>> Start DATA SECTION

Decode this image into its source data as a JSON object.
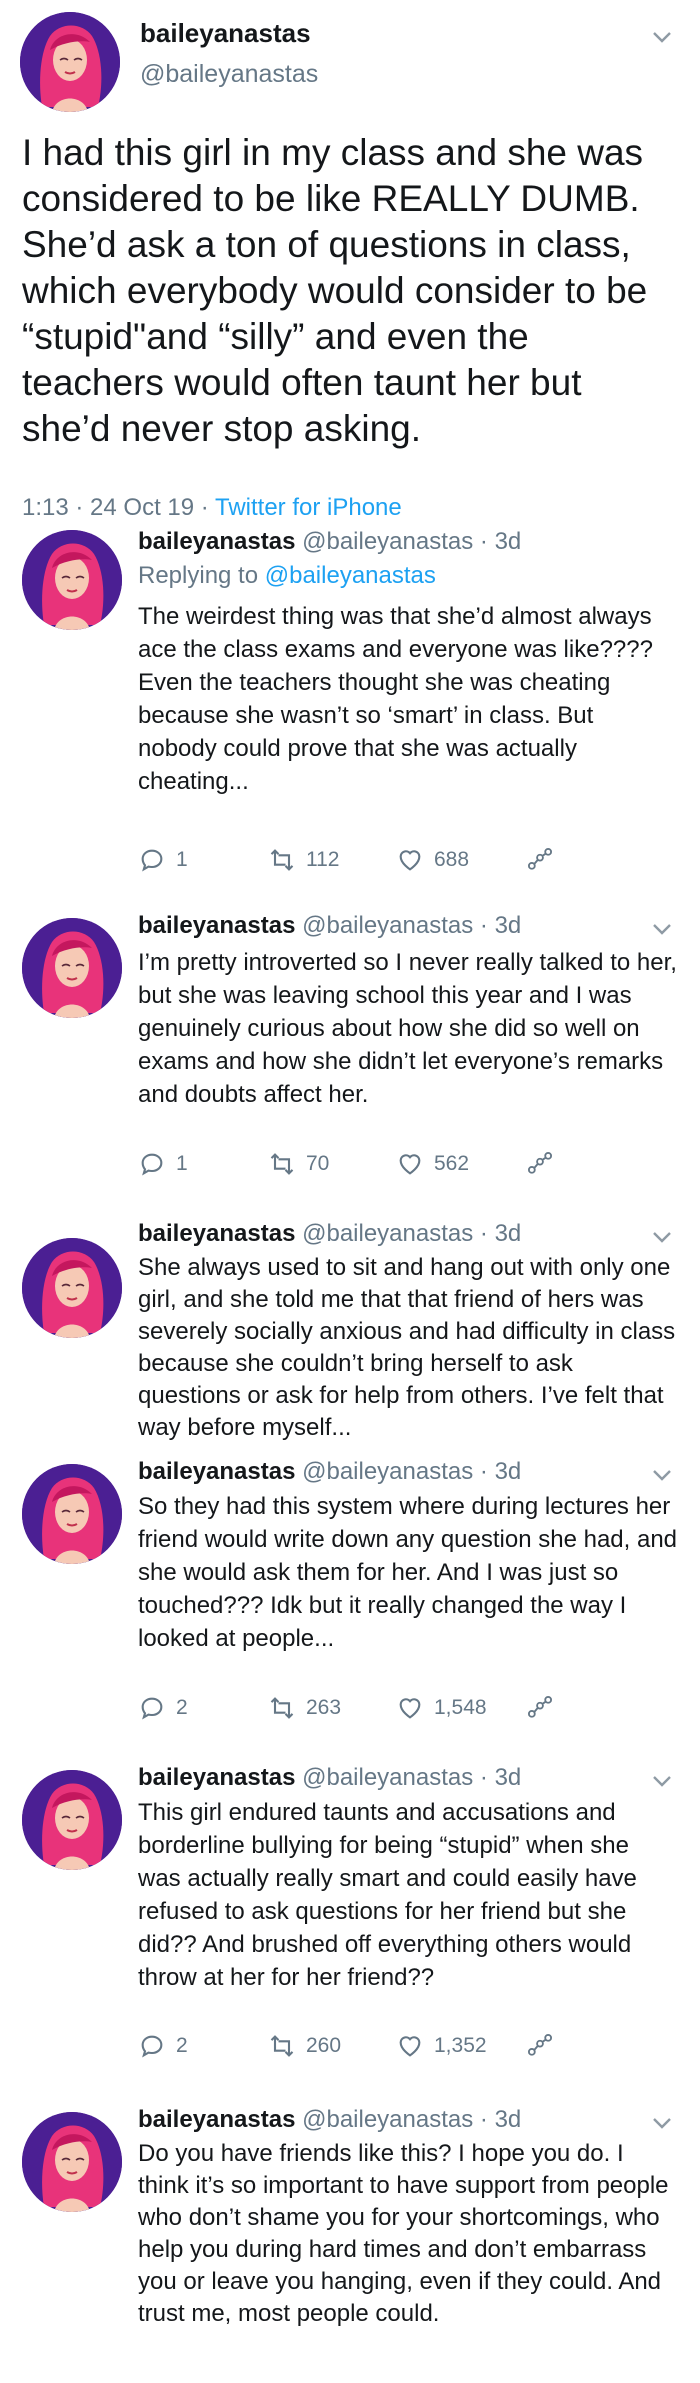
{
  "main_tweet": {
    "display_name": "baileyanastas",
    "handle": "@baileyanastas",
    "text": "I had this girl in my class and she was considered to be like REALLY DUMB. She’d ask a ton of questions in class, which everybody would consider to be “stupid\"and “silly” and even the teachers would often taunt her but she’d never stop asking.",
    "time": "1:13 · 24 Oct 19 · ",
    "source": "Twitter for iPhone"
  },
  "replies": [
    {
      "name": "baileyanastas",
      "handle_age": "@baileyanastas · 3d",
      "replying_prefix": "Replying to ",
      "replying_to": "@baileyanastas",
      "text": "The weirdest thing was that she’d almost always ace the class exams and everyone was like???? Even the teachers thought she was cheating because she wasn’t so ‘smart’ in class. But nobody could prove that she was actually cheating...",
      "replies_count": "1",
      "retweets": "112",
      "likes": "688"
    },
    {
      "name": "baileyanastas",
      "handle_age": "@baileyanastas · 3d",
      "text": "I’m pretty introverted so I never really talked to her, but she was leaving school this year and I was genuinely curious about how she did so well on exams and how she didn’t let everyone’s remarks and doubts affect her.",
      "replies_count": "1",
      "retweets": "70",
      "likes": "562"
    },
    {
      "name": "baileyanastas",
      "handle_age": "@baileyanastas · 3d",
      "text": "She always used to sit and hang out with only one girl, and she told me that that friend of hers was severely socially anxious and had difficulty in class because she couldn’t bring herself to ask questions or ask for help from others. I’ve felt that way before myself..."
    },
    {
      "name": "baileyanastas",
      "handle_age": "@baileyanastas · 3d",
      "text": "So they had this system where during lectures her friend would write down any question she had, and she would ask them for her. And I was just so touched??? Idk but it really changed the way I looked at people...",
      "replies_count": "2",
      "retweets": "263",
      "likes": "1,548"
    },
    {
      "name": "baileyanastas",
      "handle_age": "@baileyanastas · 3d",
      "text": "This girl endured taunts and accusations and borderline bullying for being “stupid” when she was actually really smart and could easily have refused to ask questions for her friend but she did?? And brushed off everything others would throw at her for her friend??",
      "replies_count": "2",
      "retweets": "260",
      "likes": "1,352"
    },
    {
      "name": "baileyanastas",
      "handle_age": "@baileyanastas · 3d",
      "text": "Do you have friends like this? I hope you do. I think it’s so important to have support from people who don’t shame you for your shortcomings, who help you during hard times and don’t embarrass you or leave you hanging, even if they could. And trust me, most people could."
    }
  ],
  "colors": {
    "text": "#14171a",
    "muted": "#657786",
    "link": "#1da1f2",
    "avatar_bg": "#4b1f93",
    "avatar_hair": "#e8337a"
  },
  "icons": {
    "reply": "reply-icon",
    "retweet": "retweet-icon",
    "like": "heart-icon",
    "share": "share-icon",
    "more": "chevron-down-icon"
  }
}
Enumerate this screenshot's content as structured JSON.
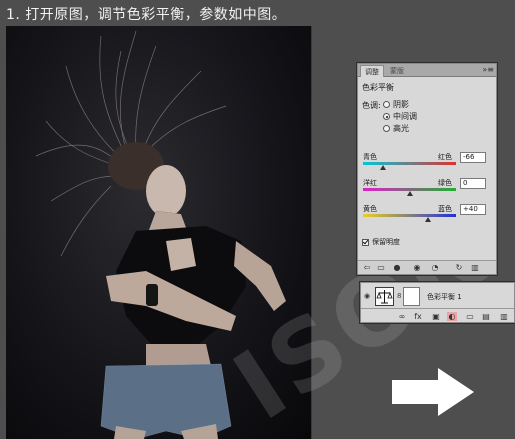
{
  "instruction": "1. 打开原图，调节色彩平衡，参数如中图。",
  "watermark": "ISON",
  "adjustments_panel": {
    "tabs": [
      "调整",
      "蒙版"
    ],
    "title": "色彩平衡",
    "tone_label": "色调:",
    "tone_options": [
      {
        "label": "阴影",
        "selected": false
      },
      {
        "label": "中间调",
        "selected": true
      },
      {
        "label": "高光",
        "selected": false
      }
    ],
    "sliders": [
      {
        "left": "青色",
        "right": "红色",
        "value": "-66",
        "fraction": 0.21,
        "gradient": [
          "#00c8d8",
          "#e03030"
        ]
      },
      {
        "left": "洋红",
        "right": "绿色",
        "value": "0",
        "fraction": 0.5,
        "gradient": [
          "#e020c8",
          "#20b030"
        ]
      },
      {
        "left": "黄色",
        "right": "蓝色",
        "value": "+40",
        "fraction": 0.7,
        "gradient": [
          "#e8d020",
          "#2030d8"
        ]
      }
    ],
    "preserve_luminosity": {
      "label": "保留明度",
      "checked": true
    }
  },
  "layers_panel": {
    "layer_name": "色彩平衡 1"
  },
  "colors": {
    "background": "#4e4e4e",
    "panel_bg": "#d8d8d8",
    "arrow": "#ffffff"
  }
}
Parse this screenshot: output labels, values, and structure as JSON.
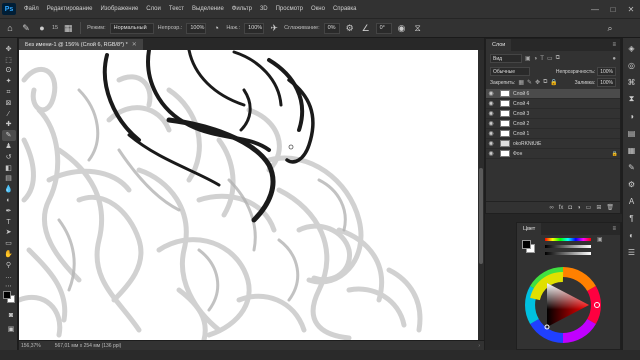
{
  "app": {
    "logo": "Ps"
  },
  "menu": [
    "Файл",
    "Редактирование",
    "Изображение",
    "Слои",
    "Текст",
    "Выделение",
    "Фильтр",
    "3D",
    "Просмотр",
    "Окно",
    "Справка"
  ],
  "window_controls": {
    "minimize": "—",
    "maximize": "□",
    "close": "✕"
  },
  "options": {
    "brush_size": "15",
    "mode_label": "Режим:",
    "mode_value": "Нормальный",
    "opacity_label": "Непрозр.:",
    "opacity_value": "100%",
    "flow_label": "Наж.:",
    "flow_value": "100%",
    "smoothing_label": "Сглаживание:",
    "smoothing_value": "0%",
    "angle_value": "0°"
  },
  "document": {
    "tab_title": "Без имени-1 @ 156% (Слой 6, RGB/8*) *",
    "tab_close": "✕",
    "zoom": "156,37%",
    "doc_info": "567,01 мм x 254 мм (136 ppi)"
  },
  "layers_panel": {
    "tab": "Слои",
    "kind_filter": "Вид",
    "blend_mode": "Обычные",
    "opacity_label": "Непрозрачность:",
    "opacity_value": "100%",
    "lock_label": "Закрепить:",
    "fill_label": "Заливка:",
    "fill_value": "100%",
    "layers": [
      {
        "name": "Слой 6",
        "selected": true
      },
      {
        "name": "Слой 4",
        "selected": false
      },
      {
        "name": "Слой 3",
        "selected": false
      },
      {
        "name": "Слой 2",
        "selected": false
      },
      {
        "name": "Слой 1",
        "selected": false
      },
      {
        "name": "okoRKNtUtE",
        "selected": false
      },
      {
        "name": "Фон",
        "selected": false
      }
    ]
  },
  "color_panel": {
    "tab": "Цвет"
  },
  "colors": {
    "accent": "#31a8ff",
    "selected_layer": "#4b4b4b",
    "panel": "#323232"
  }
}
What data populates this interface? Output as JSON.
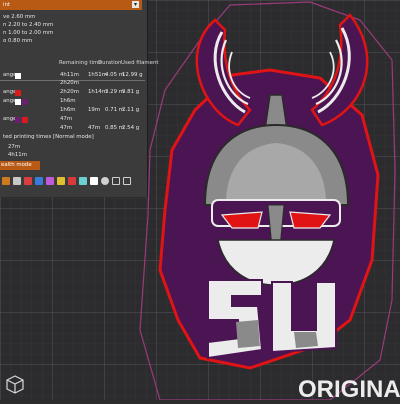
{
  "panel": {
    "title": "int",
    "range_lines": [
      "ve 2.60 mm",
      "n 2.20 to 2.40 mm",
      "n 1.00 to 2.00 mm",
      "o 0.80 mm"
    ],
    "table_headers": [
      "Remaining time",
      "Duration",
      "Used filament"
    ],
    "rows": [
      {
        "label": "ange",
        "remaining": "4h11m",
        "duration": "1h51m",
        "meters": "4.05 m",
        "grams": "12.99 g",
        "color": "#ffffff"
      },
      {
        "label": "",
        "remaining": "2h20m",
        "duration": "",
        "meters": "",
        "grams": "",
        "color": ""
      },
      {
        "label": "ange",
        "remaining": "2h20m",
        "duration": "1h14m",
        "meters": "3.29 m",
        "grams": "9.81 g",
        "color": "#d81b1b"
      },
      {
        "label": "ange",
        "remaining": "1h6m",
        "duration": "",
        "meters": "",
        "grams": "",
        "color": "#6b1f6f"
      },
      {
        "label": "",
        "remaining": "1h6m",
        "duration": "19m",
        "meters": "0.71 m",
        "grams": "2.11 g",
        "color": ""
      },
      {
        "label": "ange",
        "remaining": "47m",
        "duration": "",
        "meters": "",
        "grams": "",
        "color": "#d81b1b"
      },
      {
        "label": "",
        "remaining": "47m",
        "duration": "47m",
        "meters": "0.85 m",
        "grams": "2.54 g",
        "color": ""
      }
    ],
    "estimated_label": "ted printing times [Normal mode]",
    "time_lines": [
      "27m",
      "4h11m"
    ],
    "mode_button": "ealth mode"
  },
  "viewport": {
    "banner_text": "ORIGINAL",
    "colors": {
      "bg": "#2c2c2f",
      "grid": "#4a4a4e",
      "purple": "#4b1452",
      "red": "#e01414",
      "gray": "#8a8a8a",
      "white": "#ececec",
      "accent": "#b85a14"
    }
  }
}
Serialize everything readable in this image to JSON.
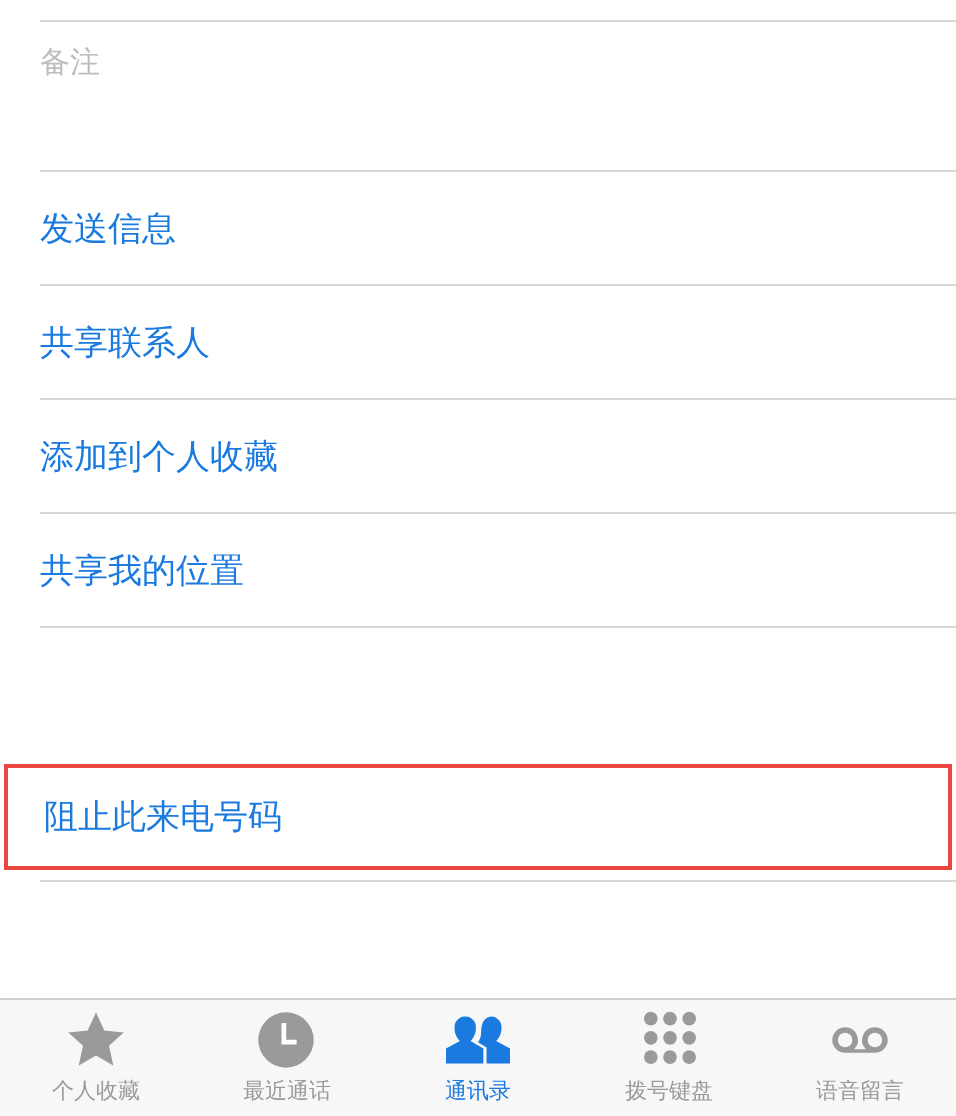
{
  "notes": {
    "label": "备注"
  },
  "actions": [
    {
      "label": "发送信息",
      "highlighted": false
    },
    {
      "label": "共享联系人",
      "highlighted": false
    },
    {
      "label": "添加到个人收藏",
      "highlighted": false
    },
    {
      "label": "共享我的位置",
      "highlighted": false
    }
  ],
  "block_action": {
    "label": "阻止此来电号码",
    "highlighted": true
  },
  "tab_bar": [
    {
      "label": "个人收藏",
      "selected": false
    },
    {
      "label": "最近通话",
      "selected": false
    },
    {
      "label": "通讯录",
      "selected": true
    },
    {
      "label": "拨号键盘",
      "selected": false
    },
    {
      "label": "语音留言",
      "selected": false
    }
  ]
}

>> End DATA SECTION

Leave the pictures out, and please copy only the lines from the one with "Serialize everything readable" through the end of the listing.

Serialize everything readable in this image to JSON.
{
  "notes": {
    "label": "备注"
  },
  "actions": [
    {
      "label": "发送信息",
      "highlighted": false
    },
    {
      "label": "共享联系人",
      "highlighted": false
    },
    {
      "label": "添加到个人收藏",
      "highlighted": false
    },
    {
      "label": "共享我的位置",
      "highlighted": false
    }
  ],
  "block_action": {
    "label": "阻止此来电号码",
    "highlighted": true
  },
  "tab_bar": [
    {
      "label": "个人收藏",
      "selected": false
    },
    {
      "label": "最近通话",
      "selected": false
    },
    {
      "label": "通讯录",
      "selected": true
    },
    {
      "label": "拨号键盘",
      "selected": false
    },
    {
      "label": "语音留言",
      "selected": false
    }
  ]
}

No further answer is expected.